- _Text shown_
begin

Dos Palos is a city located in Merced County on California State Route 33. Modern California State Route 33 passes through Dos Palos on a northward course via Elgin Avenue towards the California State Route 152 at Dos Palos Y. Originally California State Route 33 entered Dos Palos via Brannon Avenue and Valeria Avenue from the Fresno County Line. California State Route 33 passed through downtown Dos Palos via Center Avenue and Blossom Street towards Elgin Avenue. North of Dos Palos at Dos Palos Y the routing California State Route 33 joined California State Route 152 via what is now Azusa Avenue. Below the original alignment of California State Route 33 in Dos Palos can be observed on the 1935 Division of Highways Map of Merced County.
Part 1; the history of California State Route 33 in Dos Palos
The origin of the name of Dos Palos dates back to the 1820s and the explorations of San Joaquin Valley by Gabriel Moraga. The area around the modern-day community of Dos Palos was identified by Moraga in his writings by two isolated poplar trees. The two poplar trees were referred to as "Dos Palos" by Moraga when describing the area. The two poplar trees identified by Moraga was cited as the boundary of Rancho Sanjon de Santa Rita when it granted by the Mexican Government during 1841. During the American period of California, the Mexican land grants were honored by the State government. Rancho Sanjon de Santa Rita was ultimately purchased by Henry Miller during 1866, the Dos Palos boundary having stuck as something of a naming convention.
In 1891 Henry Miller was convinced to plot a siding community along the new Southern Pacific Railroad line in western San Joaquin Valley. The location new siding community was given the name "Dos Palos Colony" in reference to the boundary of Rancho Sanjon de Santa Rita. Dos Palos Colony was found to be located poor agricultural land which led to the creation of a second town site being plotted two miles to the east during 1892. The second town site came to be known as "Colony Center" and began to thrive. Dos Palos Colony managed to linger on given it was the location of Dos Palos Station.
During 1906 the United States Post Office designated Dos Palos Colony as "South Dos Palos" and Colony Center as "Dos Palos." The names of both communities ultimately stuck which would culminate with Dos Palos incorporating as a city on May 24th, 1935.
State Highway service did not reach Dos Palos until 1933 when Legislative Route Number 41
(LRN 41) was expanded west from General Grant National Park (now Kings Canyon National Park) to Tracy. LRN 41 through Dos Palos was announced as part of California State Route 33 (CA 33) in the 1934 California Highways & Public Works
. CA 33 was largely aligned through western San Joaquin Valley as a Sign State Route between then Tracy south to Maricopa.
As noted in the intro the original alignment of CA 33/LRN 41 headed northbound crossed the Merced County Line via Brannon Avenue and Valeria Street into the community limit of Dos Palos. CA 33/LRN 41 passed through downtown Dos Palos via Center Avenue, Blossom Street and followed Elgin Avenue towards CA 152 at Dos Palos Y. From Dos Palos Y CA 33 northbound began a multiplex with CA 152 towards Los Banos.

end

- _Record extracts_
begin

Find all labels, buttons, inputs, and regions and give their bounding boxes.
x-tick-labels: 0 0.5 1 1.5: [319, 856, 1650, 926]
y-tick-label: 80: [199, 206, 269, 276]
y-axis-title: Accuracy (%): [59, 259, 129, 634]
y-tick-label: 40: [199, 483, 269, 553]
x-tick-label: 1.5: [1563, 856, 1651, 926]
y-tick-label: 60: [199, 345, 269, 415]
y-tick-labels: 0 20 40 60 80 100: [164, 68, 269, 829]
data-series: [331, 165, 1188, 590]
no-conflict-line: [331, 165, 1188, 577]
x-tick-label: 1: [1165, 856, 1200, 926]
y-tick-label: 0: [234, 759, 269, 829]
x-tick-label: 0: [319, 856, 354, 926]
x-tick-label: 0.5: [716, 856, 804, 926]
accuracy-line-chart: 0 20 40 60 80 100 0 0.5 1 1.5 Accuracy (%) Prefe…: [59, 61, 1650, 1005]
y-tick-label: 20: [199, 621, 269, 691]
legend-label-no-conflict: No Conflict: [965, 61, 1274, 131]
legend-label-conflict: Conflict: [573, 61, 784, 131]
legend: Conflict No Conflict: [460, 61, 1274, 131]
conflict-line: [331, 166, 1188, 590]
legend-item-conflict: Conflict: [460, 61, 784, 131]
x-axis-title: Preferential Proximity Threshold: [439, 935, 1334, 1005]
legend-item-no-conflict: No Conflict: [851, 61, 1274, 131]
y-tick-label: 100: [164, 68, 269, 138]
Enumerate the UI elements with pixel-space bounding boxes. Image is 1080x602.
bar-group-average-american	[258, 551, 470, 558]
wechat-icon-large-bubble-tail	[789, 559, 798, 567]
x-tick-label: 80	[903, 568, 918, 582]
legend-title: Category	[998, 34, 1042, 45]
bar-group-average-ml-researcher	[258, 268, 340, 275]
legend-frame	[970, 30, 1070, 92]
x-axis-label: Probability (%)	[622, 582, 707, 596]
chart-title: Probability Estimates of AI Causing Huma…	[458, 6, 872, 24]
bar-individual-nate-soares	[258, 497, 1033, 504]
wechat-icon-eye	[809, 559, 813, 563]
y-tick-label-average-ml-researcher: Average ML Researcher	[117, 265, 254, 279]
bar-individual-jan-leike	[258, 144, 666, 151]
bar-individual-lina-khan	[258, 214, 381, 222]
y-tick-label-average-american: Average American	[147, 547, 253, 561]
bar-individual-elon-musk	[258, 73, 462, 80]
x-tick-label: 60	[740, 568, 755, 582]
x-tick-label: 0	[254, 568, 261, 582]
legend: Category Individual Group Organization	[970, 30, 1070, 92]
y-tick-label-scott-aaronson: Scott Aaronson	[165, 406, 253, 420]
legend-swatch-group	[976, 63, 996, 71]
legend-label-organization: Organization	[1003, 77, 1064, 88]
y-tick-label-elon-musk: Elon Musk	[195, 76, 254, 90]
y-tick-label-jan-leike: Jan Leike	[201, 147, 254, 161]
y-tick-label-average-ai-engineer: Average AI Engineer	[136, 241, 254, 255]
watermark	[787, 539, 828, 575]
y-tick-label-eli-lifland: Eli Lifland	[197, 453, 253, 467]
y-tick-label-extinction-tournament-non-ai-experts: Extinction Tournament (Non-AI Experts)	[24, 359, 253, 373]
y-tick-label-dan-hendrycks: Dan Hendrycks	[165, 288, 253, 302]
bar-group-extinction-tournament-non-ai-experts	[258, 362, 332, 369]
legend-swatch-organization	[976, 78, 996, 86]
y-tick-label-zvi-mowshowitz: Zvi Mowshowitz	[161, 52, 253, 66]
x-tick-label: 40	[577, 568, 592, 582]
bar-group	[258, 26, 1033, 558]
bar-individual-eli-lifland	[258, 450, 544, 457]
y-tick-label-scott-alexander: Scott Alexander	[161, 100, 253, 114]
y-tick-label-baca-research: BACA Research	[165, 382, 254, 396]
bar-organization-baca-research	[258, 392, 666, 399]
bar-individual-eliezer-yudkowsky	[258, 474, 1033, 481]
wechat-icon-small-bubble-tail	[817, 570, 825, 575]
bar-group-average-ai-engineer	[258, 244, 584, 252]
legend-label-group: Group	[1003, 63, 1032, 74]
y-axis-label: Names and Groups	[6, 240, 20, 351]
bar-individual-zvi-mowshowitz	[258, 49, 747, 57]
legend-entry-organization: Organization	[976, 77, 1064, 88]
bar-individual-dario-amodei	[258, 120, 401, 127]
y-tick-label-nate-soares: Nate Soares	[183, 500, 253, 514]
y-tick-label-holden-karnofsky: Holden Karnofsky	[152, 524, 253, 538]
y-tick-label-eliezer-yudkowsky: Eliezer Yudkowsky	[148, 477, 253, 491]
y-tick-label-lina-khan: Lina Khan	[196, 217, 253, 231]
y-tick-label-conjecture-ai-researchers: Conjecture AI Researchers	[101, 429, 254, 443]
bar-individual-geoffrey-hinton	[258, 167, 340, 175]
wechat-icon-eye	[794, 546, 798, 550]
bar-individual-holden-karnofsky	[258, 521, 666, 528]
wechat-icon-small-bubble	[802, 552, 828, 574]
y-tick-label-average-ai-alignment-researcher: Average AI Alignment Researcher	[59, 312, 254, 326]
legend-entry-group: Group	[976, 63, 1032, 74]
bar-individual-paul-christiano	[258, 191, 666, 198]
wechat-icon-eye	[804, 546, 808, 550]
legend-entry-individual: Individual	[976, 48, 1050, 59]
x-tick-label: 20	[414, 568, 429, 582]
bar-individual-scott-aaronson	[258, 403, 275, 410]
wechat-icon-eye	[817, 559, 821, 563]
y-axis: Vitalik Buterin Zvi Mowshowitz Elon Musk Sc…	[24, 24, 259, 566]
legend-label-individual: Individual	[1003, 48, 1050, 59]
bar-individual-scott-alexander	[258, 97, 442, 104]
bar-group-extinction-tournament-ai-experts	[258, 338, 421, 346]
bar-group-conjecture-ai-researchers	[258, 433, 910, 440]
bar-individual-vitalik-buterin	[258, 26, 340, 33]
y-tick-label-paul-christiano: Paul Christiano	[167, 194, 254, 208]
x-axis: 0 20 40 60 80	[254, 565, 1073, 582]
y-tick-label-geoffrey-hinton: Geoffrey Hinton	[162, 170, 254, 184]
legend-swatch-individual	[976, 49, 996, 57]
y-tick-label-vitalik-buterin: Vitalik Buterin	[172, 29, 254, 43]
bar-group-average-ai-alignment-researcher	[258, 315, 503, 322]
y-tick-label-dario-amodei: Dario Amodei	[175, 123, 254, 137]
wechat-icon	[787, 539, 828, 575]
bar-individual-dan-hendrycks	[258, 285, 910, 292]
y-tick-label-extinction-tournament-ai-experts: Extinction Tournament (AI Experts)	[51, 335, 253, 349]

end

- _Requirements_
1) In the text on Dos Palos, why was a second town site plotted two miles to the east in 1892? Answer in one to three sentences.
2) Repeat the part of the text on Dos Palos from "Dos Palos is" up to and including "of Merced County.".

- _Exercise responses_
1) A second town site was plotted because Dos Palos Colony turned out to be located on poor agricultural land.

2)
Dos Palos is a city located in Merced County on California State Route 33. Modern California State Route 33 passes through Dos Palos on a northward course via Elgin Avenue towards the California State Route 152 at Dos Palos Y. Originally California State Route 33 entered Dos Palos via Brannon Avenue and Valeria Avenue from the Fresno County Line. California State Route 33 passed through downtown Dos Palos via Center Avenue and Blossom Street towards Elgin Avenue. North of Dos Palos at Dos Palos Y the routing California State Route 33 joined California State Route 152 via what is now Azusa Avenue. Below the original alignment of California State Route 33 in Dos Palos can be observed on the 1935 Division of Highways Map of Merced County.